How many lines of the data include the string "建党伟业"? State the number and nothing else.

##### Supplied data #####

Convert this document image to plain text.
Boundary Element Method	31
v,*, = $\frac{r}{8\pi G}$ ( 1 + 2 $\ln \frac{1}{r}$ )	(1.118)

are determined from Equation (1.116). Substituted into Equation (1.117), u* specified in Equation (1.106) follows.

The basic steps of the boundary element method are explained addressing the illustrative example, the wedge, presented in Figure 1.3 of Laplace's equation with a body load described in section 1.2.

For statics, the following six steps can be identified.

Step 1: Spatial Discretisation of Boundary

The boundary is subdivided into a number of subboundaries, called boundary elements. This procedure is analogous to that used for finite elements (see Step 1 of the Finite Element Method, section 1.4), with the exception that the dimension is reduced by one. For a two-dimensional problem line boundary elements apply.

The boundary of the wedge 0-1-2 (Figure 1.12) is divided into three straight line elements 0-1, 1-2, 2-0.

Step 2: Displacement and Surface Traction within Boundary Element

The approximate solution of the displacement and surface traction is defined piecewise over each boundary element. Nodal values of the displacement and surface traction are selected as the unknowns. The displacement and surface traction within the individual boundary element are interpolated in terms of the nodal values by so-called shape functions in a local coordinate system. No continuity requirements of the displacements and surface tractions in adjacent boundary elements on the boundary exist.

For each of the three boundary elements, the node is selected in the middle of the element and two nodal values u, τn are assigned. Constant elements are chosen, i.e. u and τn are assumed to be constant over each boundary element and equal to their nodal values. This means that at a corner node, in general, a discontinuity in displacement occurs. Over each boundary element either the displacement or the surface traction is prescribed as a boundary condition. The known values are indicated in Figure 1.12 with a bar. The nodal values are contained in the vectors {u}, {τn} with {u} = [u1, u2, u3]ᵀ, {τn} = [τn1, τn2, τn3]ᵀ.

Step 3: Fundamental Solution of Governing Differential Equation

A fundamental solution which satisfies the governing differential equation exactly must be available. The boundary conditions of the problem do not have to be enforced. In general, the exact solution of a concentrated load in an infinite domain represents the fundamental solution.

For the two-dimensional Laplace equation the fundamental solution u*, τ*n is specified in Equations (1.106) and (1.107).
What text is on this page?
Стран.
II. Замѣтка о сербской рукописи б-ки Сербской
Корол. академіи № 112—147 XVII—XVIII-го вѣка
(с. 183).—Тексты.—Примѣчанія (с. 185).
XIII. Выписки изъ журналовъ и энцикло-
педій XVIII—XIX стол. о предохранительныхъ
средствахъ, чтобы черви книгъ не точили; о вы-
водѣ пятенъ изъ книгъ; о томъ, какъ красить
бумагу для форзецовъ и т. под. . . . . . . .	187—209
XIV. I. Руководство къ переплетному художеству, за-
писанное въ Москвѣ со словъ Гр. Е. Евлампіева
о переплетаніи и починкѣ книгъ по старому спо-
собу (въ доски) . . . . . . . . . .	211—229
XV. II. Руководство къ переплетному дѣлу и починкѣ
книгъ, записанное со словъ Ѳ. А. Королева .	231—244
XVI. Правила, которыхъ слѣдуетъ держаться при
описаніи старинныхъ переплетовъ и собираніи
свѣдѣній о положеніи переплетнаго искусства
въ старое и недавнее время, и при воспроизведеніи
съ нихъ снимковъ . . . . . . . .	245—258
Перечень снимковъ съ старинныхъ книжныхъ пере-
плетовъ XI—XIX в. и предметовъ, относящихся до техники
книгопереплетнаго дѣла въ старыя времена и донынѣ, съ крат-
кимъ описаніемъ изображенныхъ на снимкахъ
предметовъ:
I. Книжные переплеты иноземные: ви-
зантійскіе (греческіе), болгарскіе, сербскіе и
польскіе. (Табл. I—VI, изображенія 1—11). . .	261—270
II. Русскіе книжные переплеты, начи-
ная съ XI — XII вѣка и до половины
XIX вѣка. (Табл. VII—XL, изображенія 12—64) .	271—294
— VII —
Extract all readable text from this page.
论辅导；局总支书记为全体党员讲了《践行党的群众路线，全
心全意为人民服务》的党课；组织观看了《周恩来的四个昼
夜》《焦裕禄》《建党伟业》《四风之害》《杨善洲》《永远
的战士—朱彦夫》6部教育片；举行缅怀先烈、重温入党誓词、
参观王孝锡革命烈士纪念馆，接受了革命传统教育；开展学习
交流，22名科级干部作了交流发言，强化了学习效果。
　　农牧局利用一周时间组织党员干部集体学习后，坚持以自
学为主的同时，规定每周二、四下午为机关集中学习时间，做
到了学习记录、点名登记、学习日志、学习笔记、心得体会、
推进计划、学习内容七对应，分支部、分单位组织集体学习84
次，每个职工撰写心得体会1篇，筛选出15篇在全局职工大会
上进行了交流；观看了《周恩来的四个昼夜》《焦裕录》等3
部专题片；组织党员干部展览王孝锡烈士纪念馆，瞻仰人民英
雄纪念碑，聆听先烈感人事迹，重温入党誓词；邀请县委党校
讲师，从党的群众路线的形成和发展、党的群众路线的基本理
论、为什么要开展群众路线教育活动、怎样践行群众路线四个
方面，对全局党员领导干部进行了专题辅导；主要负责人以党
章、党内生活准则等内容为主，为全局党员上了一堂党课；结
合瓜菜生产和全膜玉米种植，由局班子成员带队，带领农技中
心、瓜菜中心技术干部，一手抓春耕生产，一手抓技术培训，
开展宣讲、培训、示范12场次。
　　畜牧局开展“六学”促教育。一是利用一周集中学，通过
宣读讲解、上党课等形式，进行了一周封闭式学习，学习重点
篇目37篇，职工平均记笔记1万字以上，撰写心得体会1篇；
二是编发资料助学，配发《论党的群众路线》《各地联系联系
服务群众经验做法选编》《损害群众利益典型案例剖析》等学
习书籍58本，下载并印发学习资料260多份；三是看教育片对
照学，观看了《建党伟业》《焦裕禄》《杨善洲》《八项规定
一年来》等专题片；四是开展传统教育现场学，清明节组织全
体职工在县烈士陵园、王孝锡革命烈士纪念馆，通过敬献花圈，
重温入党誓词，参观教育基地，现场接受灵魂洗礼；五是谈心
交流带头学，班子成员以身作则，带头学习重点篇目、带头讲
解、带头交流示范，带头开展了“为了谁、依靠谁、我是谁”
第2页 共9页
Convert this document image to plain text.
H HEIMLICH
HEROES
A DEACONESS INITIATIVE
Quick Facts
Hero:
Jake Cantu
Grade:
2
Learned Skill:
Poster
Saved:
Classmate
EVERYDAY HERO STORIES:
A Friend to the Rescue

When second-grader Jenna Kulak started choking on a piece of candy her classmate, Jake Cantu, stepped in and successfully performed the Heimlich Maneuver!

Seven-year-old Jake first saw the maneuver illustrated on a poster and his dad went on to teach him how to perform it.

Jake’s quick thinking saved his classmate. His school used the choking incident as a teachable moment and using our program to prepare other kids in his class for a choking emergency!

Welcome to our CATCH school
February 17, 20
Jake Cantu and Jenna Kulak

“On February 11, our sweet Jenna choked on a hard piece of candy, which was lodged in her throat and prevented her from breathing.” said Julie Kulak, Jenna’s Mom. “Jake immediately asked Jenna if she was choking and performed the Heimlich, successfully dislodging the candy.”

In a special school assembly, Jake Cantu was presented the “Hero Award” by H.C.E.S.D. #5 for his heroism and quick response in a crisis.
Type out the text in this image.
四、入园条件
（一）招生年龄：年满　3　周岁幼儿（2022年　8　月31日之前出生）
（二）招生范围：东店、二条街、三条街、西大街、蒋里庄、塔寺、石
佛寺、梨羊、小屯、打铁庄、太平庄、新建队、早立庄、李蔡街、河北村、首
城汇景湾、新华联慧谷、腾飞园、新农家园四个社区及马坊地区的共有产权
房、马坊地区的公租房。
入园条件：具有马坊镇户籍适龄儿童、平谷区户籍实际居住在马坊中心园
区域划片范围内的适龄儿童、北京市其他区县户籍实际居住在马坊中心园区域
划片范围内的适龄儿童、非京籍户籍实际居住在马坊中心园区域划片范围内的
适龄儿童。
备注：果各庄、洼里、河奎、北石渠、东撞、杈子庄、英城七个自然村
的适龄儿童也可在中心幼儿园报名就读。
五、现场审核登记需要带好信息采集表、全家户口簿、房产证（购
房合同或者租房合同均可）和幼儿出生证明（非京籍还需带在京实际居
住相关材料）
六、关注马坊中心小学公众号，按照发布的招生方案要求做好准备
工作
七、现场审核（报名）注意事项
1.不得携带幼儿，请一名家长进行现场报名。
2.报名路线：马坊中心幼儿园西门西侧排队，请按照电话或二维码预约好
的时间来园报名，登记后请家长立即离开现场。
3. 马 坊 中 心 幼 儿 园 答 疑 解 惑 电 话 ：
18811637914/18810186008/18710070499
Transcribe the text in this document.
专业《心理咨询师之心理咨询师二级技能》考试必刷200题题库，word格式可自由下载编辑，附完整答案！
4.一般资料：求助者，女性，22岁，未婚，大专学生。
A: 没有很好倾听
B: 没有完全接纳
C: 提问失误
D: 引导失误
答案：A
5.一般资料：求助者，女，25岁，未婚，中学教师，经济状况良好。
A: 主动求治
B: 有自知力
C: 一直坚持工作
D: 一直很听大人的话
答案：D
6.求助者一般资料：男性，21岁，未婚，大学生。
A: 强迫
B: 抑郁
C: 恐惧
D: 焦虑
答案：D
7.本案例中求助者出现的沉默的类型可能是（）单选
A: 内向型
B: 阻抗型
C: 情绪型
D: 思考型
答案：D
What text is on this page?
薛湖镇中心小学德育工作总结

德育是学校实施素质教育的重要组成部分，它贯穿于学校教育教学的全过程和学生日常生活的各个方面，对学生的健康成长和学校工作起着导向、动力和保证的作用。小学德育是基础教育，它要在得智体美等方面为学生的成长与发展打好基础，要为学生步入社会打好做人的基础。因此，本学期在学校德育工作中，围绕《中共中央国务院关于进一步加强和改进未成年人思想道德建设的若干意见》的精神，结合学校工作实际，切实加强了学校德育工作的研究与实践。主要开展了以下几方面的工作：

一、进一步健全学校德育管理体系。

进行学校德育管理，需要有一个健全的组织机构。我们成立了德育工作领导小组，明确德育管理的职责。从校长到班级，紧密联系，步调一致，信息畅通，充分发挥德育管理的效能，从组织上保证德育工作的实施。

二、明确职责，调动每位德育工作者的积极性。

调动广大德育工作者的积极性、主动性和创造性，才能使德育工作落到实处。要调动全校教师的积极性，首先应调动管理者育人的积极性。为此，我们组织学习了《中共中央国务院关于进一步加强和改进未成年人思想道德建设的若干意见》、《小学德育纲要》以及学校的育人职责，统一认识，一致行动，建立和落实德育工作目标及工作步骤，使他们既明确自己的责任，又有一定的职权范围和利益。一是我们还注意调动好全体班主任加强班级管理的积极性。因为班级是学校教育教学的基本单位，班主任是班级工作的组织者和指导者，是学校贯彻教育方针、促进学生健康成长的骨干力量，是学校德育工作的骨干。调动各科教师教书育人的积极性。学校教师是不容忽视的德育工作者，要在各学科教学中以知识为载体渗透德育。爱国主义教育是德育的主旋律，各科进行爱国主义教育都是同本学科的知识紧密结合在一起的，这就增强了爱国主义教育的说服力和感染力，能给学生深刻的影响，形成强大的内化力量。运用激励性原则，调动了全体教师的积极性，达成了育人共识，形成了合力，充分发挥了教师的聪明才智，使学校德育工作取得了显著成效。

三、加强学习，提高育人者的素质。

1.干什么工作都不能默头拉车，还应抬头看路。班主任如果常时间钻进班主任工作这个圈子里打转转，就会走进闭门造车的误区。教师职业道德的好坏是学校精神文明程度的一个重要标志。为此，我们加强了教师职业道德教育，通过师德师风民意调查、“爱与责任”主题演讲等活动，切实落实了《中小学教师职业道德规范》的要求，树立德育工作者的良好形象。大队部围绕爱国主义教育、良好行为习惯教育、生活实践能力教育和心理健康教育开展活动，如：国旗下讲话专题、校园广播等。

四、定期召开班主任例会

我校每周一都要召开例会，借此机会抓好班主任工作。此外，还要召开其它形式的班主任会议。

#####

● **Answer to the exercise**
2